Leave out the pictures and copy the remaining records exactly.

Data shown:
----------------------------------------

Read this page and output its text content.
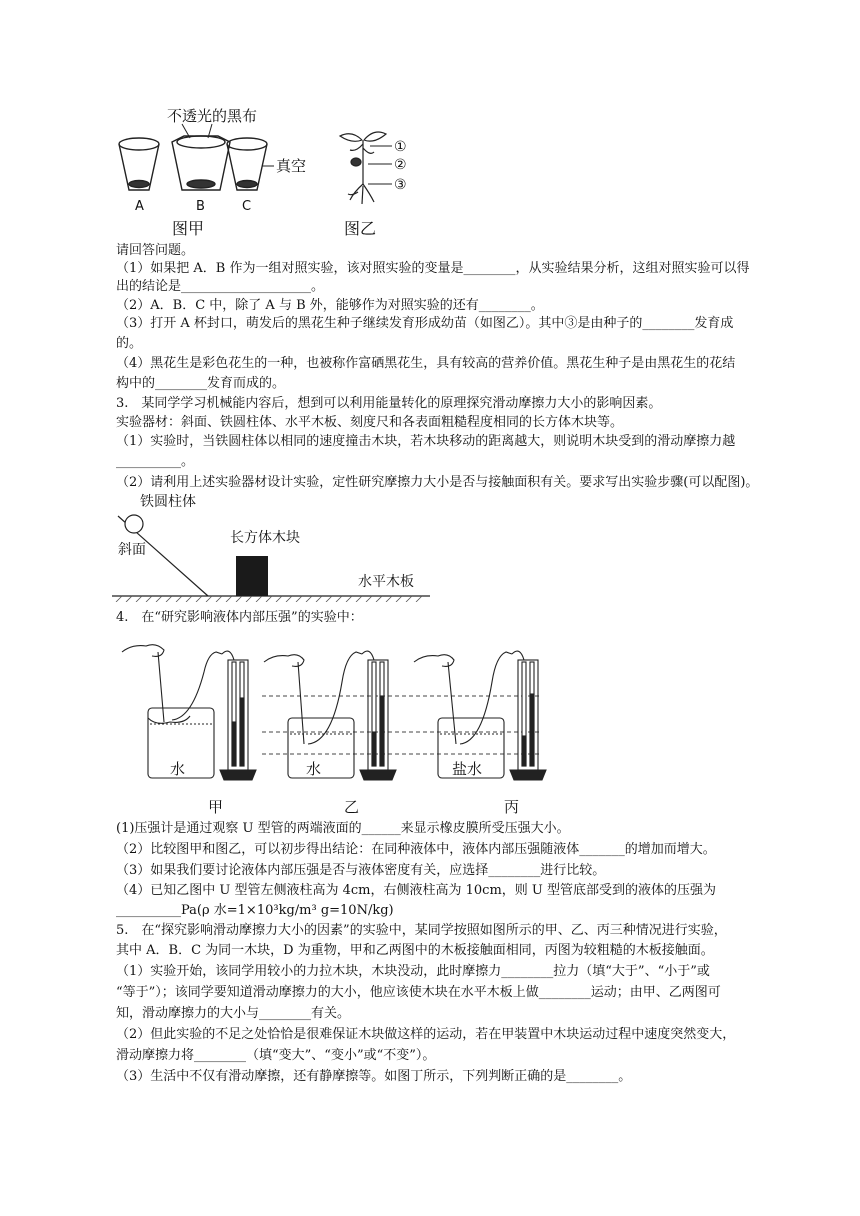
不透光的黑布
真空
A	B	C
图甲
①
②
③
图乙
请回答问题。
（1）如果把 A．B 作为一组对照实验，该对照实验的变量是________，从实验结果分析，这组对照实验可以得
出的结论是____________________。
（2）A．B．C 中，除了 A 与 B 外，能够作为对照实验的还有________。
（3）打开 A 杯封口，萌发后的黑花生种子继续发育形成幼苗（如图乙）。其中③是由种子的________发育成
的。
（4）黑花生是彩色花生的一种，也被称作富硒黑花生，具有较高的营养价值。黑花生种子是由黑花生的花结
构中的________发育而成的。
3.　某同学学习机械能内容后，想到可以利用能量转化的原理探究滑动摩擦力大小的影响因素。
实验器材：斜面、铁圆柱体、水平木板、刻度尺和各表面粗糙程度相同的长方体木块等。
（1）实验时，当铁圆柱体以相同的速度撞击木块，若木块移动的距离越大，则说明木块受到的滑动摩擦力越
__________。
（2）请利用上述实验器材设计实验，定性研究摩擦力大小是否与接触面积有关。要求写出实验步骤(可以配图)。
铁圆柱体
长方体木块
斜面
水平木板
4.　在“研究影响液体内部压强”的实验中：
水	水	盐水
甲	乙	丙
(1)压强计是通过观察 U 型管的两端液面的______来显示橡皮膜所受压强大小。
（2）比较图甲和图乙，可以初步得出结论：在同种液体中，液体内部压强随液体_______的增加而增大。
（3）如果我们要讨论液体内部压强是否与液体密度有关，应选择________进行比较。
（4）已知乙图中 U 型管左侧液柱高为 4cm，右侧液柱高为 10cm，则 U 型管底部受到的液体的压强为
__________Pa(ρ 水=1×10³kg/m³ g=10N/kg)
5.　在“探究影响滑动摩擦力大小的因素”的实验中，某同学按照如图所示的甲、乙、丙三种情况进行实验，
其中 A．B．C 为同一木块，D 为重物，甲和乙两图中的木板接触面相同，丙图为较粗糙的木板接触面。
（1）实验开始，该同学用较小的力拉木块，木块没动，此时摩擦力________拉力（填“大于”、“小于”或
“等于”）；该同学要知道滑动摩擦力的大小，他应该使木块在水平木板上做________运动；由甲、乙两图可
知，滑动摩擦力的大小与________有关。
（2）但此实验的不足之处恰恰是很难保证木块做这样的运动，若在甲装置中木块运动过程中速度突然变大，
滑动摩擦力将________（填“变大”、“变小”或“不变”）。
（3）生活中不仅有滑动摩擦，还有静摩擦等。如图丁所示，下列判断正确的是________。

----------------------------------------

The result:
Read this page and output its text content.
不透光的黑布
真空
A	B	C
图甲
①
②
③
图乙
请回答问题。
（1）如果把 A．B 作为一组对照实验，该对照实验的变量是________，从实验结果分析，这组对照实验可以得
出的结论是____________________。
（2）A．B．C 中，除了 A 与 B 外，能够作为对照实验的还有________。
（3）打开 A 杯封口，萌发后的黑花生种子继续发育形成幼苗（如图乙）。其中③是由种子的________发育成
的。
（4）黑花生是彩色花生的一种，也被称作富硒黑花生，具有较高的营养价值。黑花生种子是由黑花生的花结
构中的________发育而成的。
3.　某同学学习机械能内容后，想到可以利用能量转化的原理探究滑动摩擦力大小的影响因素。
实验器材：斜面、铁圆柱体、水平木板、刻度尺和各表面粗糙程度相同的长方体木块等。
（1）实验时，当铁圆柱体以相同的速度撞击木块，若木块移动的距离越大，则说明木块受到的滑动摩擦力越
__________。
（2）请利用上述实验器材设计实验，定性研究摩擦力大小是否与接触面积有关。要求写出实验步骤(可以配图)。
铁圆柱体
长方体木块
斜面
水平木板
4.　在“研究影响液体内部压强”的实验中：
水	水	盐水
甲	乙	丙
(1)压强计是通过观察 U 型管的两端液面的______来显示橡皮膜所受压强大小。
（2）比较图甲和图乙，可以初步得出结论：在同种液体中，液体内部压强随液体_______的增加而增大。
（3）如果我们要讨论液体内部压强是否与液体密度有关，应选择________进行比较。
（4）已知乙图中 U 型管左侧液柱高为 4cm，右侧液柱高为 10cm，则 U 型管底部受到的液体的压强为
__________Pa(ρ 水=1×10³kg/m³ g=10N/kg)
5.　在“探究影响滑动摩擦力大小的因素”的实验中，某同学按照如图所示的甲、乙、丙三种情况进行实验，
其中 A．B．C 为同一木块，D 为重物，甲和乙两图中的木板接触面相同，丙图为较粗糙的木板接触面。
（1）实验开始，该同学用较小的力拉木块，木块没动，此时摩擦力________拉力（填“大于”、“小于”或
“等于”）；该同学要知道滑动摩擦力的大小，他应该使木块在水平木板上做________运动；由甲、乙两图可
知，滑动摩擦力的大小与________有关。
（2）但此实验的不足之处恰恰是很难保证木块做这样的运动，若在甲装置中木块运动过程中速度突然变大，
滑动摩擦力将________（填“变大”、“变小”或“不变”）。
（3）生活中不仅有滑动摩擦，还有静摩擦等。如图丁所示，下列判断正确的是________。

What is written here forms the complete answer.